begin

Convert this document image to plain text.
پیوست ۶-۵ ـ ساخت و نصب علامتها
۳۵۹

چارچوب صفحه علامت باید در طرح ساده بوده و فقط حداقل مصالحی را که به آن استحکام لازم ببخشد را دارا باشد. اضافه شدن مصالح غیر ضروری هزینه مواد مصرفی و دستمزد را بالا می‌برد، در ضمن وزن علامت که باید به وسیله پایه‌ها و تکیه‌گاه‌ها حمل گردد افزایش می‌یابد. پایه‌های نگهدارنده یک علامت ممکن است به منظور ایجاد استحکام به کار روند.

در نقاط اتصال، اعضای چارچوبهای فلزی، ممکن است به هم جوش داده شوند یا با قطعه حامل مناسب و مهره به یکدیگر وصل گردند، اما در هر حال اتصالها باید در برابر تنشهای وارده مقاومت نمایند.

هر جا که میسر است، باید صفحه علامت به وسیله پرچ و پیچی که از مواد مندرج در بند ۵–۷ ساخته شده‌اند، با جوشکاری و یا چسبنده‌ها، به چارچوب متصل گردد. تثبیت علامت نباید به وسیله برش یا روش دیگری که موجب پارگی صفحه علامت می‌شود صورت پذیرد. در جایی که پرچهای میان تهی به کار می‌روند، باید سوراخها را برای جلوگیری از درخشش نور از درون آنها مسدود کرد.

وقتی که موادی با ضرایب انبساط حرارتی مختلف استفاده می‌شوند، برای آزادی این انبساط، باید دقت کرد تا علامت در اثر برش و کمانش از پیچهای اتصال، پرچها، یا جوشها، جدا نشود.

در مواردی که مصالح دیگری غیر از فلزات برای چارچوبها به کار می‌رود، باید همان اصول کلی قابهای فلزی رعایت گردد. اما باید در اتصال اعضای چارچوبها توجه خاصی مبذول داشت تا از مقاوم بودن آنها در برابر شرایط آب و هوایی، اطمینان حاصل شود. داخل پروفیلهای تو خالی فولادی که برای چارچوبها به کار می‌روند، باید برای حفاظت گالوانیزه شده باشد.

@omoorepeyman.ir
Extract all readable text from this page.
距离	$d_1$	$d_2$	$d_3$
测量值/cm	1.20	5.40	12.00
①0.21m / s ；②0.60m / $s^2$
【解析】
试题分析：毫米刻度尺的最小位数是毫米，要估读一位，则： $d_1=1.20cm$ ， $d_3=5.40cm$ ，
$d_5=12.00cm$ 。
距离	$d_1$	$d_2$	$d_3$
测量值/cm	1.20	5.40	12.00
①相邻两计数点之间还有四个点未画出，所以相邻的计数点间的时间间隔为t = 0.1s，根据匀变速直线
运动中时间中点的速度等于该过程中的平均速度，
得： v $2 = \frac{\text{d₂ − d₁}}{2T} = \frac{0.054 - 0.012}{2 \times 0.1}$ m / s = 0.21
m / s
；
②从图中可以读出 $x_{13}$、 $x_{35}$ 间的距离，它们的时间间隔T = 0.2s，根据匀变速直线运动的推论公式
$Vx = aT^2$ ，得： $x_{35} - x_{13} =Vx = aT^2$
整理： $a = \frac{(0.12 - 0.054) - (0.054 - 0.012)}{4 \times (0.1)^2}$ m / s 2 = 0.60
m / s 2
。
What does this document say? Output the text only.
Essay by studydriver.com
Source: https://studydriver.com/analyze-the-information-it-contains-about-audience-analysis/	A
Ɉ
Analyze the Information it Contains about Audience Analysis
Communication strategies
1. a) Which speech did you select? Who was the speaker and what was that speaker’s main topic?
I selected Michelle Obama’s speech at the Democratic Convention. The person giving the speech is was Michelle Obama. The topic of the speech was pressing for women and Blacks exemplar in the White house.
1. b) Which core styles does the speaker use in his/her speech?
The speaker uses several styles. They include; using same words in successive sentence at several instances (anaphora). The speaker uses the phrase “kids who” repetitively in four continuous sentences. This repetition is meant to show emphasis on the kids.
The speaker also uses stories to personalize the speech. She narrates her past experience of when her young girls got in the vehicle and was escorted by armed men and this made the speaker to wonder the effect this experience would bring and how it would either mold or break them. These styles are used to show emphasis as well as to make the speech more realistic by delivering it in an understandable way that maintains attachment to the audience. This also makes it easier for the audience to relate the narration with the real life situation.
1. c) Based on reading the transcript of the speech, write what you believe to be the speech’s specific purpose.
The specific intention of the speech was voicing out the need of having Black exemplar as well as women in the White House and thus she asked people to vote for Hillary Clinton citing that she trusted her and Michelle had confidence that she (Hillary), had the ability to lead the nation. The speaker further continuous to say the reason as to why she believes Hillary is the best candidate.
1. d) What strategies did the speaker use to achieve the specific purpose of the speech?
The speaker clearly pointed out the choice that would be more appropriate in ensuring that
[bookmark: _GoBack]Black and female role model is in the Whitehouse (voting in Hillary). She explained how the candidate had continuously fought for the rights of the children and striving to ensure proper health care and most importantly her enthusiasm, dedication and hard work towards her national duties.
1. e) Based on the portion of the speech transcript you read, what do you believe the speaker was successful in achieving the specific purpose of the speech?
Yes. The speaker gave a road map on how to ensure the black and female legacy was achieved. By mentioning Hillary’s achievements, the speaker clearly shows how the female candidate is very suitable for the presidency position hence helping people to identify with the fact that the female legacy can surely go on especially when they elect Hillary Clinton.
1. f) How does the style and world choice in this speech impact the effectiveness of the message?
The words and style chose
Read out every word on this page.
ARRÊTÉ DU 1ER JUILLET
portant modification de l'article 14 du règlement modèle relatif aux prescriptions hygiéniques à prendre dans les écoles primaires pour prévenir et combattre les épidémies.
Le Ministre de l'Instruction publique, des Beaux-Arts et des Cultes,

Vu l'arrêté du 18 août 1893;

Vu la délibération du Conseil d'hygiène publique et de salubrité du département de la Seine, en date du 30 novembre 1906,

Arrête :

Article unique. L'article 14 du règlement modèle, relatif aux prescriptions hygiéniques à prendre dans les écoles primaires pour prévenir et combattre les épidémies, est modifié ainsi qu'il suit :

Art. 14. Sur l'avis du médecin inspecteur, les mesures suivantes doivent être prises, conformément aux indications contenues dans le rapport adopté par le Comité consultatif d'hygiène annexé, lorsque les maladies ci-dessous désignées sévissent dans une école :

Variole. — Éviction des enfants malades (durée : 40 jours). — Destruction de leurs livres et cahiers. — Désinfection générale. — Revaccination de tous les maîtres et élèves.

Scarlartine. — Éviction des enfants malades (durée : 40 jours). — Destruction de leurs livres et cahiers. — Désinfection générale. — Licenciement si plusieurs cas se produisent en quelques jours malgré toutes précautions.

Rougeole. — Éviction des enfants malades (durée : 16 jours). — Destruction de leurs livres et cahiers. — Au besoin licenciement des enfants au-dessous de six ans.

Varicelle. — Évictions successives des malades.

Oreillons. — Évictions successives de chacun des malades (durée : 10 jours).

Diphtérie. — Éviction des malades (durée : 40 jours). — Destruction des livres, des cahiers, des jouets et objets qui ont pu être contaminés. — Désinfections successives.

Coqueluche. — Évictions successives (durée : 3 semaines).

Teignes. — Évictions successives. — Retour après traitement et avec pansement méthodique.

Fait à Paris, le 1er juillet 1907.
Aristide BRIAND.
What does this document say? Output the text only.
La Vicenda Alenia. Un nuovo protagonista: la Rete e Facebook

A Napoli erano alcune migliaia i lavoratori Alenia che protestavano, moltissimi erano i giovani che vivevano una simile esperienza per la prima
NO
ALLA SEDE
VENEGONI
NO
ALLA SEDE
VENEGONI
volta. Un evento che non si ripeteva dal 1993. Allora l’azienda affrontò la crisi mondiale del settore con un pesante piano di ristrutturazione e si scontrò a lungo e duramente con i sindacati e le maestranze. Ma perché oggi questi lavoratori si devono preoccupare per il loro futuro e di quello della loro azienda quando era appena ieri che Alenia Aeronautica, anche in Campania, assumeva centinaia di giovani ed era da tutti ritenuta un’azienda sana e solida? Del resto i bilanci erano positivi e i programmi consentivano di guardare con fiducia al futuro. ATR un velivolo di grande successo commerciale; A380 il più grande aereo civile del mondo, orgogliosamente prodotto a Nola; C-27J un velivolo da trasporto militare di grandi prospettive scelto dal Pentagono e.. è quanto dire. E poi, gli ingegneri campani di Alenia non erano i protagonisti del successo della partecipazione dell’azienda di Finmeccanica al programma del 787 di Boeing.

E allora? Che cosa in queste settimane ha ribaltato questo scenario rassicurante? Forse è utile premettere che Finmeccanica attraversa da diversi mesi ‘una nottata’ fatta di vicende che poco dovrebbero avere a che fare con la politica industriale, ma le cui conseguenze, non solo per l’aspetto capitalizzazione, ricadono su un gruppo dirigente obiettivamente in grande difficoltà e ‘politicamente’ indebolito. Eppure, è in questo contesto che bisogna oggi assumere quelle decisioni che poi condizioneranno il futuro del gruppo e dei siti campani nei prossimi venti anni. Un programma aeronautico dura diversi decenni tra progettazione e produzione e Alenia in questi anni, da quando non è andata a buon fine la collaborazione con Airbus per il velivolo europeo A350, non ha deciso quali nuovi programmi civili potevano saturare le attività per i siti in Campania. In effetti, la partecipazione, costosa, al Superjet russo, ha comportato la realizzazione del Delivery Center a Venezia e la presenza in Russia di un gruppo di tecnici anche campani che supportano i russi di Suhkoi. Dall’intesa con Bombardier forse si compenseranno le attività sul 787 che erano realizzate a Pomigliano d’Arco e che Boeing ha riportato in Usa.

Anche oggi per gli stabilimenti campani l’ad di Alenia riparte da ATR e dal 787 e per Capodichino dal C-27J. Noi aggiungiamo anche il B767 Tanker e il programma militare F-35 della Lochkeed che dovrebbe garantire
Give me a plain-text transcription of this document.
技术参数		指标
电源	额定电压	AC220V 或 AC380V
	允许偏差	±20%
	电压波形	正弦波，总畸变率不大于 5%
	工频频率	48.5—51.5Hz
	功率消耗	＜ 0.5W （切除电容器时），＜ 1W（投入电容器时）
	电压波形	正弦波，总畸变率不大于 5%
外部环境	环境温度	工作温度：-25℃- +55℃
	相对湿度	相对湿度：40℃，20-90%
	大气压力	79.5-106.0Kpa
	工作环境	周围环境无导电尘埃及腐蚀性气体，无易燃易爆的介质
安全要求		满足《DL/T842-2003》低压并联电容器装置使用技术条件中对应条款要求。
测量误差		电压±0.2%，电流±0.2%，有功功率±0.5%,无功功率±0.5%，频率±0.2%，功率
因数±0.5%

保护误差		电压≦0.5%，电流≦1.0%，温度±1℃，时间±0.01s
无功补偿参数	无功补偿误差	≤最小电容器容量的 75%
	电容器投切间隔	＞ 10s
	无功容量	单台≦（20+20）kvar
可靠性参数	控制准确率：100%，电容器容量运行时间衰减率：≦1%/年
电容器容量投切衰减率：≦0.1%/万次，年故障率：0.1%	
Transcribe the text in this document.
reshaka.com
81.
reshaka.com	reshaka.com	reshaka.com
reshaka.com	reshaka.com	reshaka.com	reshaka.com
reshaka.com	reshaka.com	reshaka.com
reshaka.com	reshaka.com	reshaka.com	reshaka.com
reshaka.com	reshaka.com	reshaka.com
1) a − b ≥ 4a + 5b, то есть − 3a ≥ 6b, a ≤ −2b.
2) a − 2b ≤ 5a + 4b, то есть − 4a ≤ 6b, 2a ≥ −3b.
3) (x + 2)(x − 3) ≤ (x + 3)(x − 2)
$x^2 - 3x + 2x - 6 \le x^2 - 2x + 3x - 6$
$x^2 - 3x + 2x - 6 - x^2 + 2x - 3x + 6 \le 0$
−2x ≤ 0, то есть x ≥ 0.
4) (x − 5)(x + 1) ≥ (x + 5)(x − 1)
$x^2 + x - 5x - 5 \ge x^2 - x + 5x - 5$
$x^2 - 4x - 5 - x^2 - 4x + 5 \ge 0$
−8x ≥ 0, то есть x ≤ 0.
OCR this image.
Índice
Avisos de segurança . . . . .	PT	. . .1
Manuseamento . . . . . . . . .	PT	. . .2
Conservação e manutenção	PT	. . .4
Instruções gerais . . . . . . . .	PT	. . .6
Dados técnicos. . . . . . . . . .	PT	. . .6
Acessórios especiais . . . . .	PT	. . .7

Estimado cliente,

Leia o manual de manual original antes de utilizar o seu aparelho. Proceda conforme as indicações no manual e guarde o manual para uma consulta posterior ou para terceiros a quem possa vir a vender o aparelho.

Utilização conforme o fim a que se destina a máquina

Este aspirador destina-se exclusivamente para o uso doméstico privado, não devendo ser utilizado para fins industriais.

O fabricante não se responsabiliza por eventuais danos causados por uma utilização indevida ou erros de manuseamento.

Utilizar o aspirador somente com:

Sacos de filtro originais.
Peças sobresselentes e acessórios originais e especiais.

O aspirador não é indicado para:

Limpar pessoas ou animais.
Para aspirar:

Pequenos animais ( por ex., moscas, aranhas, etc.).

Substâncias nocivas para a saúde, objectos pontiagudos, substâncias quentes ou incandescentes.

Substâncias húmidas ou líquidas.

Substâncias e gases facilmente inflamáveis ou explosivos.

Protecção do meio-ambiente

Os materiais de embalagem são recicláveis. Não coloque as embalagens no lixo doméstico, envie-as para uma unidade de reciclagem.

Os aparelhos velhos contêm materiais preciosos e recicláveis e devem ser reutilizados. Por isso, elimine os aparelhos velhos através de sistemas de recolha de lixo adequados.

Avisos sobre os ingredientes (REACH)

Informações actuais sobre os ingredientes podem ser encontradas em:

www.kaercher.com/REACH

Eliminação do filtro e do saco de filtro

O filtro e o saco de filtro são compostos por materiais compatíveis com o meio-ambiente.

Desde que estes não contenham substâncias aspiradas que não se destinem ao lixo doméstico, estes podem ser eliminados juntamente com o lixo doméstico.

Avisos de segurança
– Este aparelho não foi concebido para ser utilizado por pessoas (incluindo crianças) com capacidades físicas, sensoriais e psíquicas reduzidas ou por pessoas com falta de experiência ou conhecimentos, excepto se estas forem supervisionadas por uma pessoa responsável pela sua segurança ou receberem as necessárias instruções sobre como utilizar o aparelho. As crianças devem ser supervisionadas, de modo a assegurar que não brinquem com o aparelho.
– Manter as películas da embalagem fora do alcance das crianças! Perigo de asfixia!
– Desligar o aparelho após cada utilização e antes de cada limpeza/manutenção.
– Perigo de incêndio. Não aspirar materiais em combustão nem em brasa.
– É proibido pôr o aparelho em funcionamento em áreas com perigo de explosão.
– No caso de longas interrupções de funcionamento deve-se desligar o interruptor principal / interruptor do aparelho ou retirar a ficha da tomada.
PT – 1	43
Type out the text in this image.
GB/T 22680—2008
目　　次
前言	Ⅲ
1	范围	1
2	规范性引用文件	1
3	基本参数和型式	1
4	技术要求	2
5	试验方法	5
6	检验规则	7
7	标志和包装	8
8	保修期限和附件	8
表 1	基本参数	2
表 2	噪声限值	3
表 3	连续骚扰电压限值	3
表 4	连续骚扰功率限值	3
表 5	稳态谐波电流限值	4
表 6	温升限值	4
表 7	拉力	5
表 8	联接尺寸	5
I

end

● **DIRECTIONS**
Set down, unchanged, the line that contains "Type out the text in this image." together with every later line in the records, through the last one.

● **FULL SOLUTION**
Type out the text in this image.
GB/T 22680—2008
目　　次
前言	Ⅲ
1	范围	1
2	规范性引用文件	1
3	基本参数和型式	1
4	技术要求	2
5	试验方法	5
6	检验规则	7
7	标志和包装	8
8	保修期限和附件	8
表 1	基本参数	2
表 2	噪声限值	3
表 3	连续骚扰电压限值	3
表 4	连续骚扰功率限值	3
表 5	稳态谐波电流限值	4
表 6	温升限值	4
表 7	拉力	5
表 8	联接尺寸	5
I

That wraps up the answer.